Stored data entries
- - - - - - -

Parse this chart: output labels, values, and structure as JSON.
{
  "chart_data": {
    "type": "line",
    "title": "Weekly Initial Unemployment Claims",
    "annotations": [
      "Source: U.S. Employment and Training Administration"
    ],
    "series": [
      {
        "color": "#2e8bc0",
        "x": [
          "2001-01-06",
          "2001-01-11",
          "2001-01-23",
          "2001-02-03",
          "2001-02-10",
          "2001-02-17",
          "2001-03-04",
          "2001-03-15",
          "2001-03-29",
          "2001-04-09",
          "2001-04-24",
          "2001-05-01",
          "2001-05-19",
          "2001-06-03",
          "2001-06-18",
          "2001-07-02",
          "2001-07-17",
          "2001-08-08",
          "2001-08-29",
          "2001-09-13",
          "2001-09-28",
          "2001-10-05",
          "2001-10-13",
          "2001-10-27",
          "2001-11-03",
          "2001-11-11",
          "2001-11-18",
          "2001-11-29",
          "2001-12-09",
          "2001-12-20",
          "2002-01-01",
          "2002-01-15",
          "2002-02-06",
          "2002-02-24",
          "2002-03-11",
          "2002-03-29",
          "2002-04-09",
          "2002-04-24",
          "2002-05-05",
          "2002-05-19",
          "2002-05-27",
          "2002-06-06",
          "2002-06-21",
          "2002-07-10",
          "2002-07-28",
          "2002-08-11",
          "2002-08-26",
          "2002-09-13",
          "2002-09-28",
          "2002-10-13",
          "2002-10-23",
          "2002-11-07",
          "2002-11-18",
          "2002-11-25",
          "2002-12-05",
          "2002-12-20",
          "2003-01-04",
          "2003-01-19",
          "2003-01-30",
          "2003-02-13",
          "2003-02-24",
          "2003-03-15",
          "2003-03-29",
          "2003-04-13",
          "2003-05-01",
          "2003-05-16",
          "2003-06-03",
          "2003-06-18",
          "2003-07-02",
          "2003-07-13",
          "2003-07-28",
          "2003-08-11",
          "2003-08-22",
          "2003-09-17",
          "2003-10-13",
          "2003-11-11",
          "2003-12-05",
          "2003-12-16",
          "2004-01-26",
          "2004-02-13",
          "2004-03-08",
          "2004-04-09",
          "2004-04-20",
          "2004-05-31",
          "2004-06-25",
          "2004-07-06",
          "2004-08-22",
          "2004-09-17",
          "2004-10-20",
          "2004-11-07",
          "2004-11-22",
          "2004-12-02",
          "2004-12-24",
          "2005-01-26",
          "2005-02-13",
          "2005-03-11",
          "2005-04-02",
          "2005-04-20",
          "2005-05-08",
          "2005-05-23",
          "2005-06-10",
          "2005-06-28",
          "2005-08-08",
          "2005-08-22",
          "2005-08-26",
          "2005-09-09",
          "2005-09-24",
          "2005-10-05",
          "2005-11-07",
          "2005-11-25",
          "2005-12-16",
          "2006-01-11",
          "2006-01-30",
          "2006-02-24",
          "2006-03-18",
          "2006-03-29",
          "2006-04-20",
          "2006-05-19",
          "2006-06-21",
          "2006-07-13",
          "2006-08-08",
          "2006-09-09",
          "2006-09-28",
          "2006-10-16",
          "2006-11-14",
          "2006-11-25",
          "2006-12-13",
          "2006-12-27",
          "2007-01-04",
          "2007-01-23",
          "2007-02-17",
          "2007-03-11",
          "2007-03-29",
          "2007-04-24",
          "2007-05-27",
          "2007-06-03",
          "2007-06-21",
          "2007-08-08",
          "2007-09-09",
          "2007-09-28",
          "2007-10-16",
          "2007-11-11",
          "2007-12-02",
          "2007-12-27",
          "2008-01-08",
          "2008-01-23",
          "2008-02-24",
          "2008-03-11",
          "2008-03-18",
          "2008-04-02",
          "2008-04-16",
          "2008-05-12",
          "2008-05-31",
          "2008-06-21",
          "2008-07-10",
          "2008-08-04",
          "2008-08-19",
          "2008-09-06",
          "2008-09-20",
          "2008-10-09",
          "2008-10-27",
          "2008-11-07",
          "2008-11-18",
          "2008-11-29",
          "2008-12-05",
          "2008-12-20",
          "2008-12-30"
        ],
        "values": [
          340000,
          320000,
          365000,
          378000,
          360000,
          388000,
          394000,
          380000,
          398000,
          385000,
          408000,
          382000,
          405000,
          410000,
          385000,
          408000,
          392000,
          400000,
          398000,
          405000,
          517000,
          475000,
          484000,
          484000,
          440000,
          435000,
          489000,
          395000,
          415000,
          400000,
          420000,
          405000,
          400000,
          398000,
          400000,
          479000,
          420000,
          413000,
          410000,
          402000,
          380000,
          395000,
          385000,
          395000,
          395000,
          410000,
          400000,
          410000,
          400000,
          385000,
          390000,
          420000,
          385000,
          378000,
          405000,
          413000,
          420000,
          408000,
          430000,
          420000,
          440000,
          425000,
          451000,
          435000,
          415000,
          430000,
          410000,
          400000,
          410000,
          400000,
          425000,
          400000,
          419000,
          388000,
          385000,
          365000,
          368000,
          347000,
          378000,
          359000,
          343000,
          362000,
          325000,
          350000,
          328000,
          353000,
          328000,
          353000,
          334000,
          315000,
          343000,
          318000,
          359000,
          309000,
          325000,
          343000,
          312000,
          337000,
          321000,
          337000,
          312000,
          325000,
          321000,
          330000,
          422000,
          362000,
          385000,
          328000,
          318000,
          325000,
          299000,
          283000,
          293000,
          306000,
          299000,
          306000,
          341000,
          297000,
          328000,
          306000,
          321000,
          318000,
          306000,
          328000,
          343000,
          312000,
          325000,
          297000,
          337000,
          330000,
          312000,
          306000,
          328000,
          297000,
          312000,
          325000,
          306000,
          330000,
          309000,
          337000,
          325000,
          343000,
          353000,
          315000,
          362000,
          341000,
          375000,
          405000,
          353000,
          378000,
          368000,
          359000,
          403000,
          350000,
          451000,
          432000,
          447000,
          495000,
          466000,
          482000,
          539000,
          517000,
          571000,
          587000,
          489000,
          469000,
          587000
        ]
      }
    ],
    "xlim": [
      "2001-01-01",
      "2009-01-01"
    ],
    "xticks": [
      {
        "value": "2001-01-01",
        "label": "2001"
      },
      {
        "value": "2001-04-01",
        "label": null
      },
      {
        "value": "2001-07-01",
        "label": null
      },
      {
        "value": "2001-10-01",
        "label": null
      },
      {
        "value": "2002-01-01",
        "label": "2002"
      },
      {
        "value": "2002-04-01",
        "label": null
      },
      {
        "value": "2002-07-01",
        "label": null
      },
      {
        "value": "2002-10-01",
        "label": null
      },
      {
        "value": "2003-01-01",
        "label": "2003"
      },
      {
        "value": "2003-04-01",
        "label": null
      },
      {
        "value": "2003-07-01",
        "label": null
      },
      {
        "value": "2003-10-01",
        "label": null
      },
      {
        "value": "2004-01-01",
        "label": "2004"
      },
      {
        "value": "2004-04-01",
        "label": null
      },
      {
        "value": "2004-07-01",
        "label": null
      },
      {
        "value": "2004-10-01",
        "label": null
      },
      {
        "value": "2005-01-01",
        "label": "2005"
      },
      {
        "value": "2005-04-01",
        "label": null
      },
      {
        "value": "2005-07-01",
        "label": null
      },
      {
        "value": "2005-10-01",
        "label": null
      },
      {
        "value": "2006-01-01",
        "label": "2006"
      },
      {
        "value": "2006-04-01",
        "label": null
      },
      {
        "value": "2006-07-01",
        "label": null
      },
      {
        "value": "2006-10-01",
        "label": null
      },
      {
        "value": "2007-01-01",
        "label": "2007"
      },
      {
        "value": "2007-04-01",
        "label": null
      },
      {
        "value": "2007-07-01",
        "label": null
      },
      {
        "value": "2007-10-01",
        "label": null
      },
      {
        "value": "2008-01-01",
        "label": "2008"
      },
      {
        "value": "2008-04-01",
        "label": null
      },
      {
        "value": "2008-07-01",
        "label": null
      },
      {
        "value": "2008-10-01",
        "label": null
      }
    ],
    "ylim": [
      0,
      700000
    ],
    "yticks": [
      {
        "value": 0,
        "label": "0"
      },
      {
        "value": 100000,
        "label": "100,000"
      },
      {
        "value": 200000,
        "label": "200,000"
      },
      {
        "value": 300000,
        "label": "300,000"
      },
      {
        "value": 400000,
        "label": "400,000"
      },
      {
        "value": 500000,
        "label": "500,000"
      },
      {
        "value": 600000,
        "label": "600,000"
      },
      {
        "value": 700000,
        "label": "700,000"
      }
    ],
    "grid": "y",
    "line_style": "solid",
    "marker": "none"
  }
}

- - - - - - -

Count each line of the entries that holds the word "values", then state the total and nothing more.

2